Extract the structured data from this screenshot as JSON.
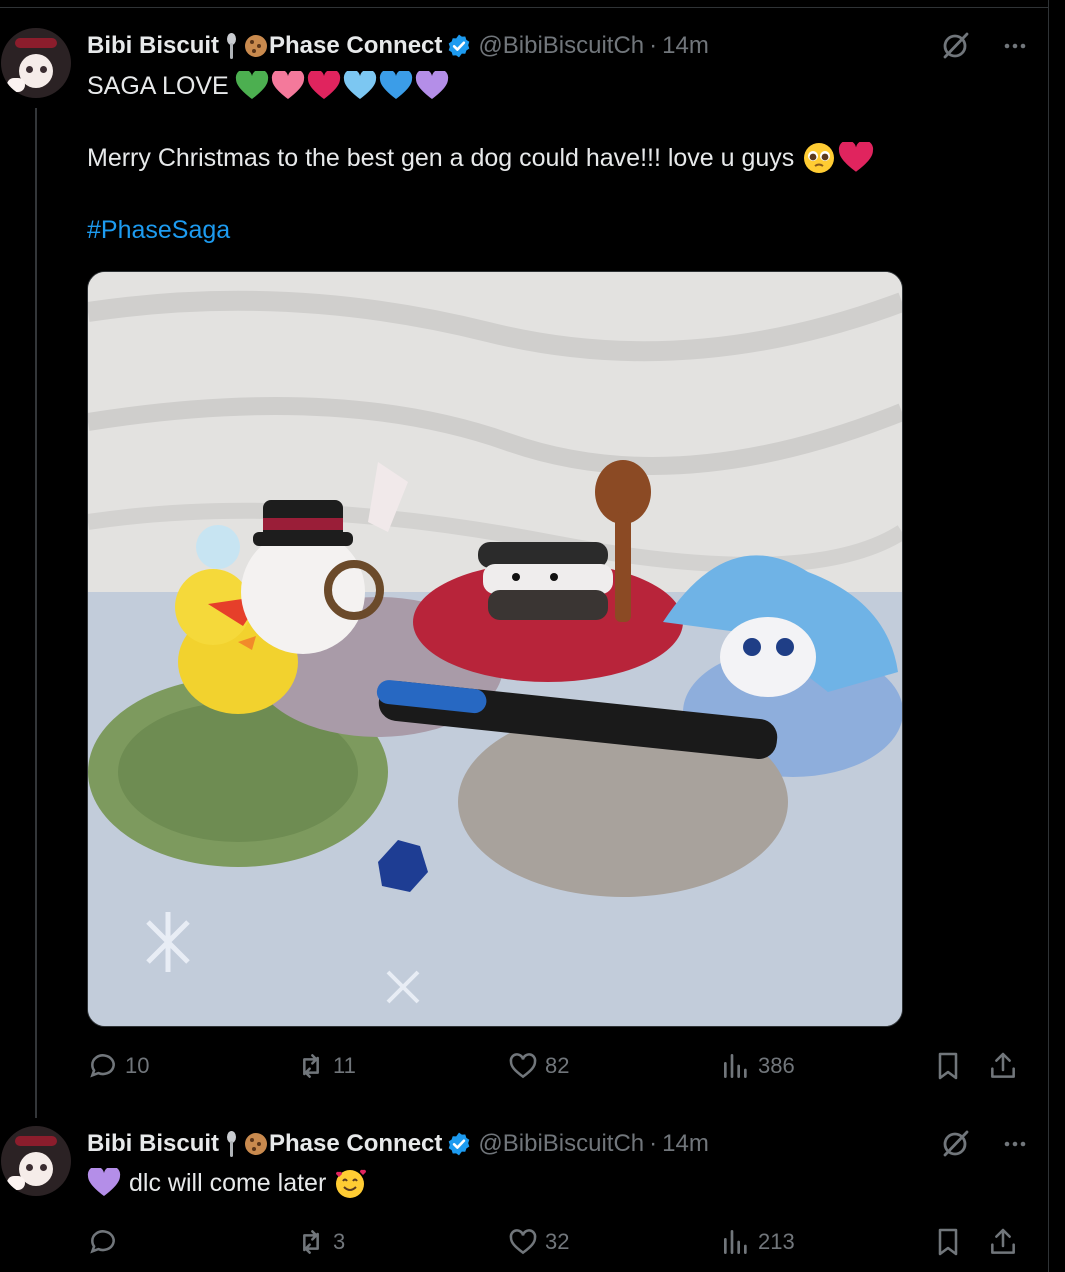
{
  "tweets": [
    {
      "display_name": "Bibi Biscuit",
      "affiliation": "Phase Connect",
      "handle": "@BibiBiscuitCh",
      "separator": "·",
      "time": "14m",
      "text_line1": "SAGA LOVE",
      "heart_colors": [
        "#4caf50",
        "#f4799b",
        "#e0245e",
        "#7cc7f2",
        "#3b9de8",
        "#b48ee8"
      ],
      "text_line2": "Merry Christmas to the best gen a dog could have!!! love u guys",
      "hashtag": "#PhaseSaga",
      "stats": {
        "replies": "10",
        "reposts": "11",
        "likes": "82",
        "views": "386"
      }
    },
    {
      "display_name": "Bibi Biscuit",
      "affiliation": "Phase Connect",
      "handle": "@BibiBiscuitCh",
      "separator": "·",
      "time": "14m",
      "text_line1": "dlc will come later",
      "stats": {
        "replies": "",
        "reposts": "3",
        "likes": "32",
        "views": "213"
      }
    }
  ],
  "icons": {
    "spoon": "spoon-icon",
    "cookie": "cookie-icon",
    "verified": "verified-badge-icon",
    "grok": "grok-icon",
    "more": "more-icon",
    "reply": "reply-icon",
    "repost": "repost-icon",
    "like": "like-icon",
    "views": "views-icon",
    "bookmark": "bookmark-icon",
    "share": "share-icon"
  },
  "colors": {
    "link": "#1d9bf0",
    "verified": "#1d9bf0",
    "muted": "#71767b",
    "text": "#e7e9ea"
  }
}
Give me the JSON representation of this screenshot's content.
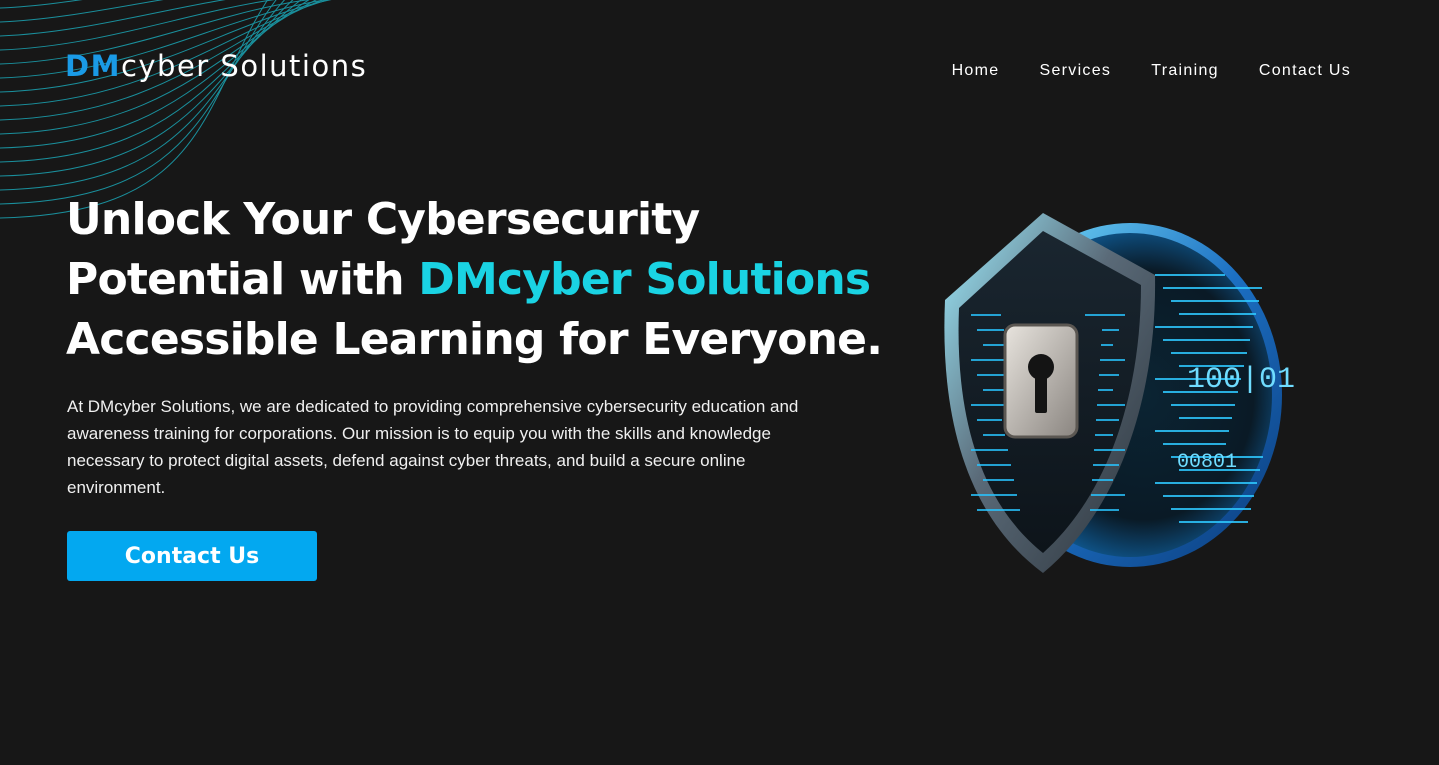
{
  "header": {
    "logo_accent": "DM",
    "logo_rest": "cyber Solutions",
    "nav": [
      "Home",
      "Services",
      "Training",
      "Contact Us"
    ]
  },
  "hero": {
    "title_line1": "Unlock Your Cybersecurity",
    "title_line2_prefix": "Potential with ",
    "title_line2_highlight": "DMcyber Solutions",
    "title_line3": "Accessible Learning for Everyone.",
    "description": "At DMcyber Solutions, we are dedicated to providing comprehensive cybersecurity education and awareness training for corporations. Our mission is to equip you with the skills and knowledge necessary to protect digital assets, defend against cyber threats, and build a secure online environment.",
    "cta_label": "Contact Us"
  },
  "illustration": {
    "readout_1": "100|01",
    "readout_2": "00801"
  },
  "colors": {
    "background": "#171717",
    "logo_accent": "#1a9ae6",
    "title_highlight": "#1ad3e3",
    "cta_background": "#03a8f0"
  }
}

---*---

WHAT THE TASK ASKS:
Make a list of all lines in the data that contain "views".

RESULT OF THE EXERCISE:
        "views": "386"
        "views": "213"
    "views": "views-icon",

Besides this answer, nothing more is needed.